Problem description »
Each entry in the listing below should be restated word for word.

Stored data entries »
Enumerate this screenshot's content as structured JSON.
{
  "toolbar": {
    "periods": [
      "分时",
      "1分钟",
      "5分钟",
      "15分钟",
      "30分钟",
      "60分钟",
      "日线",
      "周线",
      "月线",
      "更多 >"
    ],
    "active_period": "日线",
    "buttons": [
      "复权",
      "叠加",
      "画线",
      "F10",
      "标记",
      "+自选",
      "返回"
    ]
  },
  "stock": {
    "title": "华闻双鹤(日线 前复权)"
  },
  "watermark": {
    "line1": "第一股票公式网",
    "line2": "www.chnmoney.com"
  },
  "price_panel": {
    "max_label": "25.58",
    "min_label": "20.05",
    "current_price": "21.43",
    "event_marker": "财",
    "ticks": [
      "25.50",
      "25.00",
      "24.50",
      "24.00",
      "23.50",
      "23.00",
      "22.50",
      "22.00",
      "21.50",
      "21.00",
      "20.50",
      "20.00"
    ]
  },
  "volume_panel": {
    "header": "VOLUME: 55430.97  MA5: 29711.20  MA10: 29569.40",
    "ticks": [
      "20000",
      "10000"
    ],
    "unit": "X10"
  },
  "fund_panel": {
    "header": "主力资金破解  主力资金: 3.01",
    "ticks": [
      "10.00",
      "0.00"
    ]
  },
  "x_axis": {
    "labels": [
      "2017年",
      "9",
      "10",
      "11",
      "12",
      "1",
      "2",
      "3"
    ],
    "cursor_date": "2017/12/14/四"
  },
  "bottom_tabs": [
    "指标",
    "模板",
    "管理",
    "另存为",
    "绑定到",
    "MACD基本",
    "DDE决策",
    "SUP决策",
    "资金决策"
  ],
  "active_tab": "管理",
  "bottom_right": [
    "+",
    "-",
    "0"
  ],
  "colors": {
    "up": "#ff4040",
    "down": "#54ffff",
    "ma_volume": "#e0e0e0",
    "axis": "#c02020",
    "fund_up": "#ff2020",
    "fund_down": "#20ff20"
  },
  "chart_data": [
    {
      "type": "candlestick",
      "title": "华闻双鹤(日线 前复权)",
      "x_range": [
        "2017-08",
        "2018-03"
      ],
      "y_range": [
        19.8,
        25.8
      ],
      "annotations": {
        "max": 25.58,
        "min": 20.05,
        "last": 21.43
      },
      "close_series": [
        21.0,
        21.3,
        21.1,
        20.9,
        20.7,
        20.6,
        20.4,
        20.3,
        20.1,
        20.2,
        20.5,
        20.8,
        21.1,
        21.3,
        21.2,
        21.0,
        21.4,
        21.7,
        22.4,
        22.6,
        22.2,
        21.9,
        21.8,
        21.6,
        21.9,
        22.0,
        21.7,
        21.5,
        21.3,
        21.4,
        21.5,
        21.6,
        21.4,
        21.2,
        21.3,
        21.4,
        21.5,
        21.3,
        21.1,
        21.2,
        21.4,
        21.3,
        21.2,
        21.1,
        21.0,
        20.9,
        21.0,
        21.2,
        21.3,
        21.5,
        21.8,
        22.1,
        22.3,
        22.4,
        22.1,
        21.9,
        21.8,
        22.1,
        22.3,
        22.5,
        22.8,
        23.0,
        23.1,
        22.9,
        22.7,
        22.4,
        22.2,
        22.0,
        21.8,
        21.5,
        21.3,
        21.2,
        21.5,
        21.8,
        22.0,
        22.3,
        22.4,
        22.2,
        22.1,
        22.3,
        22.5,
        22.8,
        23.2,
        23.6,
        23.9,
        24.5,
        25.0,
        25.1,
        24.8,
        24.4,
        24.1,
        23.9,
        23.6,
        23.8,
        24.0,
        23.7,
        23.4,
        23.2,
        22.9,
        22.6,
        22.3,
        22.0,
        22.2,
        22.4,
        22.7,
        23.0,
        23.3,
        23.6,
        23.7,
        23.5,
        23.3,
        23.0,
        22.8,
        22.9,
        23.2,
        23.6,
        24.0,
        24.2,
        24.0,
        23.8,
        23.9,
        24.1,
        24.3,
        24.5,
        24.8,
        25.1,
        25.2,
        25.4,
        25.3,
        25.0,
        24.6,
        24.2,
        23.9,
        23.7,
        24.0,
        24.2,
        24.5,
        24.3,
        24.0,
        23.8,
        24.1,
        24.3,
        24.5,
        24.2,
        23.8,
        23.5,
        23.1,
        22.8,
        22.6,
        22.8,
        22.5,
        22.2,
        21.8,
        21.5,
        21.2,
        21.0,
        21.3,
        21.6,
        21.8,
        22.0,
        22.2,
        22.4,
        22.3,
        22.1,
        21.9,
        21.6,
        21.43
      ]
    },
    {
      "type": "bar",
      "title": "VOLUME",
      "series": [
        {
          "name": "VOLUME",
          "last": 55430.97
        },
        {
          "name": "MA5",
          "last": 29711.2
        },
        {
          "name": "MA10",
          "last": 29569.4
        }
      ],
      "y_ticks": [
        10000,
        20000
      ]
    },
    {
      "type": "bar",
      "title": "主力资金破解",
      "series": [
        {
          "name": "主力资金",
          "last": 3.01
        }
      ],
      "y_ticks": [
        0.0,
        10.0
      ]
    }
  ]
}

Exercise response »
Enumerate this screenshot's content as structured JSON.
{
  "toolbar": {
    "periods": [
      "分时",
      "1分钟",
      "5分钟",
      "15分钟",
      "30分钟",
      "60分钟",
      "日线",
      "周线",
      "月线",
      "更多 >"
    ],
    "active_period": "日线",
    "buttons": [
      "复权",
      "叠加",
      "画线",
      "F10",
      "标记",
      "+自选",
      "返回"
    ]
  },
  "stock": {
    "title": "华闻双鹤(日线 前复权)"
  },
  "watermark": {
    "line1": "第一股票公式网",
    "line2": "www.chnmoney.com"
  },
  "price_panel": {
    "max_label": "25.58",
    "min_label": "20.05",
    "current_price": "21.43",
    "event_marker": "财",
    "ticks": [
      "25.50",
      "25.00",
      "24.50",
      "24.00",
      "23.50",
      "23.00",
      "22.50",
      "22.00",
      "21.50",
      "21.00",
      "20.50",
      "20.00"
    ]
  },
  "volume_panel": {
    "header": "VOLUME: 55430.97  MA5: 29711.20  MA10: 29569.40",
    "ticks": [
      "20000",
      "10000"
    ],
    "unit": "X10"
  },
  "fund_panel": {
    "header": "主力资金破解  主力资金: 3.01",
    "ticks": [
      "10.00",
      "0.00"
    ]
  },
  "x_axis": {
    "labels": [
      "2017年",
      "9",
      "10",
      "11",
      "12",
      "1",
      "2",
      "3"
    ],
    "cursor_date": "2017/12/14/四"
  },
  "bottom_tabs": [
    "指标",
    "模板",
    "管理",
    "另存为",
    "绑定到",
    "MACD基本",
    "DDE决策",
    "SUP决策",
    "资金决策"
  ],
  "active_tab": "管理",
  "bottom_right": [
    "+",
    "-",
    "0"
  ],
  "colors": {
    "up": "#ff4040",
    "down": "#54ffff",
    "ma_volume": "#e0e0e0",
    "axis": "#c02020",
    "fund_up": "#ff2020",
    "fund_down": "#20ff20"
  },
  "chart_data": [
    {
      "type": "candlestick",
      "title": "华闻双鹤(日线 前复权)",
      "x_range": [
        "2017-08",
        "2018-03"
      ],
      "y_range": [
        19.8,
        25.8
      ],
      "annotations": {
        "max": 25.58,
        "min": 20.05,
        "last": 21.43
      },
      "close_series": [
        21.0,
        21.3,
        21.1,
        20.9,
        20.7,
        20.6,
        20.4,
        20.3,
        20.1,
        20.2,
        20.5,
        20.8,
        21.1,
        21.3,
        21.2,
        21.0,
        21.4,
        21.7,
        22.4,
        22.6,
        22.2,
        21.9,
        21.8,
        21.6,
        21.9,
        22.0,
        21.7,
        21.5,
        21.3,
        21.4,
        21.5,
        21.6,
        21.4,
        21.2,
        21.3,
        21.4,
        21.5,
        21.3,
        21.1,
        21.2,
        21.4,
        21.3,
        21.2,
        21.1,
        21.0,
        20.9,
        21.0,
        21.2,
        21.3,
        21.5,
        21.8,
        22.1,
        22.3,
        22.4,
        22.1,
        21.9,
        21.8,
        22.1,
        22.3,
        22.5,
        22.8,
        23.0,
        23.1,
        22.9,
        22.7,
        22.4,
        22.2,
        22.0,
        21.8,
        21.5,
        21.3,
        21.2,
        21.5,
        21.8,
        22.0,
        22.3,
        22.4,
        22.2,
        22.1,
        22.3,
        22.5,
        22.8,
        23.2,
        23.6,
        23.9,
        24.5,
        25.0,
        25.1,
        24.8,
        24.4,
        24.1,
        23.9,
        23.6,
        23.8,
        24.0,
        23.7,
        23.4,
        23.2,
        22.9,
        22.6,
        22.3,
        22.0,
        22.2,
        22.4,
        22.7,
        23.0,
        23.3,
        23.6,
        23.7,
        23.5,
        23.3,
        23.0,
        22.8,
        22.9,
        23.2,
        23.6,
        24.0,
        24.2,
        24.0,
        23.8,
        23.9,
        24.1,
        24.3,
        24.5,
        24.8,
        25.1,
        25.2,
        25.4,
        25.3,
        25.0,
        24.6,
        24.2,
        23.9,
        23.7,
        24.0,
        24.2,
        24.5,
        24.3,
        24.0,
        23.8,
        24.1,
        24.3,
        24.5,
        24.2,
        23.8,
        23.5,
        23.1,
        22.8,
        22.6,
        22.8,
        22.5,
        22.2,
        21.8,
        21.5,
        21.2,
        21.0,
        21.3,
        21.6,
        21.8,
        22.0,
        22.2,
        22.4,
        22.3,
        22.1,
        21.9,
        21.6,
        21.43
      ]
    },
    {
      "type": "bar",
      "title": "VOLUME",
      "series": [
        {
          "name": "VOLUME",
          "last": 55430.97
        },
        {
          "name": "MA5",
          "last": 29711.2
        },
        {
          "name": "MA10",
          "last": 29569.4
        }
      ],
      "y_ticks": [
        10000,
        20000
      ]
    },
    {
      "type": "bar",
      "title": "主力资金破解",
      "series": [
        {
          "name": "主力资金",
          "last": 3.01
        }
      ],
      "y_ticks": [
        0.0,
        10.0
      ]
    }
  ]
}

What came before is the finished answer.